Saved entries:
■ ■ ■
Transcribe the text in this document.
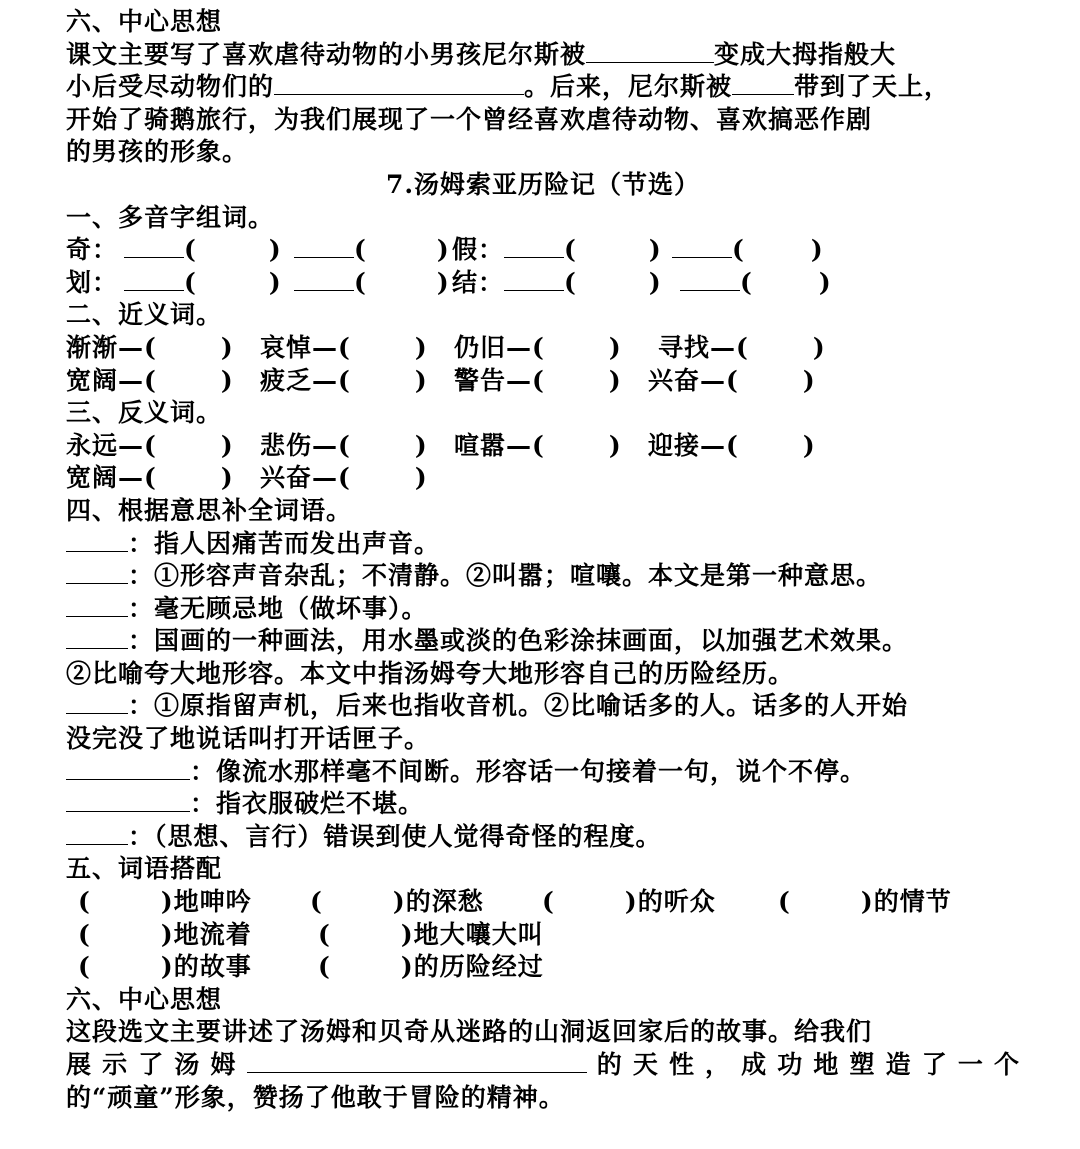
六、中心思想
课文主要写了喜欢虐待动物的小男孩尼尔斯被	变成大拇指般大
小后受尽动物们的	。后来，尼尔斯被 带到了天上，
开始了骑鹅旅行，为我们展现了一个曾经喜欢虐待动物、喜欢搞恶作剧
的男孩的形象。
7.汤姆索亚历险记（节选）
一、多音字组词。
奇：	(	)	(	)假： (	)	(	)
划：	(	)	(	)结： (	)	(	)
二、近义词。
渐渐—(	) 哀悼—(	) 仍旧—(	) 寻找—(	)
宽阔—(	) 疲乏—(	) 警告—(	) 兴奋—(	)
三、反义词。
永远—(	) 悲伤—(	) 喧嚣—(	) 迎接—(	)
宽阔—(	) 兴奋—(	)
四、根据意思补全词语。
：指人因痛苦而发出声音。
：①形容声音杂乱；不清静。②叫嚣；喧嚷。本文是第一种意思。
：毫无顾忌地（做坏事）。
：国画的一种画法，用水墨或淡的色彩涂抹画面，以加强艺术效果。
②比喻夸大地形容。本文中指汤姆夸大地形容自己的历险经历。
：①原指留声机，后来也指收音机。②比喻话多的人。话多的人开始
没完没了地说话叫打开话匣子。
：像流水那样毫不间断。形容话一句接着一句，说个不停。
：指衣服破烂不堪。
：（思想、言行）错误到使人觉得奇怪的程度。
五、词语搭配
(	)地呻吟 (	)的深愁 (	)的听众 (	)的情节
(	)地流着	(	)地大嚷大叫
(	)的故事	(	)的历险经过
六、中心思想
这段选文主要讲述了汤姆和贝奇从迷路的山洞返回家后的故事。给我们
展示了汤姆	的天性，成功地塑造了一个
的“顽童”形象，赞扬了他敢于冒险的精神。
■ ■ ■
• Instruction
In your copy, repeat each record exactly and include no pictures.

• Solution to the exercise
Transcribe the text in this document.
六、中心思想
课文主要写了喜欢虐待动物的小男孩尼尔斯被	变成大拇指般大
小后受尽动物们的	。后来，尼尔斯被 带到了天上，
开始了骑鹅旅行，为我们展现了一个曾经喜欢虐待动物、喜欢搞恶作剧
的男孩的形象。
7.汤姆索亚历险记（节选）
一、多音字组词。
奇：	(	)	(	)假： (	)	(	)
划：	(	)	(	)结： (	)	(	)
二、近义词。
渐渐—(	) 哀悼—(	) 仍旧—(	) 寻找—(	)
宽阔—(	) 疲乏—(	) 警告—(	) 兴奋—(	)
三、反义词。
永远—(	) 悲伤—(	) 喧嚣—(	) 迎接—(	)
宽阔—(	) 兴奋—(	)
四、根据意思补全词语。
：指人因痛苦而发出声音。
：①形容声音杂乱；不清静。②叫嚣；喧嚷。本文是第一种意思。
：毫无顾忌地（做坏事）。
：国画的一种画法，用水墨或淡的色彩涂抹画面，以加强艺术效果。
②比喻夸大地形容。本文中指汤姆夸大地形容自己的历险经历。
：①原指留声机，后来也指收音机。②比喻话多的人。话多的人开始
没完没了地说话叫打开话匣子。
：像流水那样毫不间断。形容话一句接着一句，说个不停。
：指衣服破烂不堪。
：（思想、言行）错误到使人觉得奇怪的程度。
五、词语搭配
(	)地呻吟 (	)的深愁 (	)的听众 (	)的情节
(	)地流着	(	)地大嚷大叫
(	)的故事	(	)的历险经过
六、中心思想
这段选文主要讲述了汤姆和贝奇从迷路的山洞返回家后的故事。给我们
展示了汤姆	的天性，成功地塑造了一个
的“顽童”形象，赞扬了他敢于冒险的精神。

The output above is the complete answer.